• TASK TO COMPLETE:
Below is a block of records; repeat each one exactly.

-- START EXERCISE INPUTS --

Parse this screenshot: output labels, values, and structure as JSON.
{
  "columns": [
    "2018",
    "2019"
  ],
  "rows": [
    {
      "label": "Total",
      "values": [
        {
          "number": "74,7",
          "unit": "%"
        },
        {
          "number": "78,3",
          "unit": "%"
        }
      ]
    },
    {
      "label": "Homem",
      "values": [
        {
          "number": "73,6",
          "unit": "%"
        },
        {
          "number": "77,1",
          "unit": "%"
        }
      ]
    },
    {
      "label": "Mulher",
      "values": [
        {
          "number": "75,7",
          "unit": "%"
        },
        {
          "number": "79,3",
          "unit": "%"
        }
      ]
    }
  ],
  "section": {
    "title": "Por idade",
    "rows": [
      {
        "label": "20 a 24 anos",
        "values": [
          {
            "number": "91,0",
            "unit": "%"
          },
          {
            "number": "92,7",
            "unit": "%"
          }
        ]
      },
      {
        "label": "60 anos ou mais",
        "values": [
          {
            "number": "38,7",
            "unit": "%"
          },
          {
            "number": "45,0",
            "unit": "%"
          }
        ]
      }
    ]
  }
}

-- END EXERCISE INPUTS --

• SOLUTION TO THE EXERCISE:
Parse this screenshot: output labels, values, and structure as JSON.
{
  "columns": [
    "2018",
    "2019"
  ],
  "rows": [
    {
      "label": "Total",
      "values": [
        {
          "number": "74,7",
          "unit": "%"
        },
        {
          "number": "78,3",
          "unit": "%"
        }
      ]
    },
    {
      "label": "Homem",
      "values": [
        {
          "number": "73,6",
          "unit": "%"
        },
        {
          "number": "77,1",
          "unit": "%"
        }
      ]
    },
    {
      "label": "Mulher",
      "values": [
        {
          "number": "75,7",
          "unit": "%"
        },
        {
          "number": "79,3",
          "unit": "%"
        }
      ]
    }
  ],
  "section": {
    "title": "Por idade",
    "rows": [
      {
        "label": "20 a 24 anos",
        "values": [
          {
            "number": "91,0",
            "unit": "%"
          },
          {
            "number": "92,7",
            "unit": "%"
          }
        ]
      },
      {
        "label": "60 anos ou mais",
        "values": [
          {
            "number": "38,7",
            "unit": "%"
          },
          {
            "number": "45,0",
            "unit": "%"
          }
        ]
      }
    ]
  }
}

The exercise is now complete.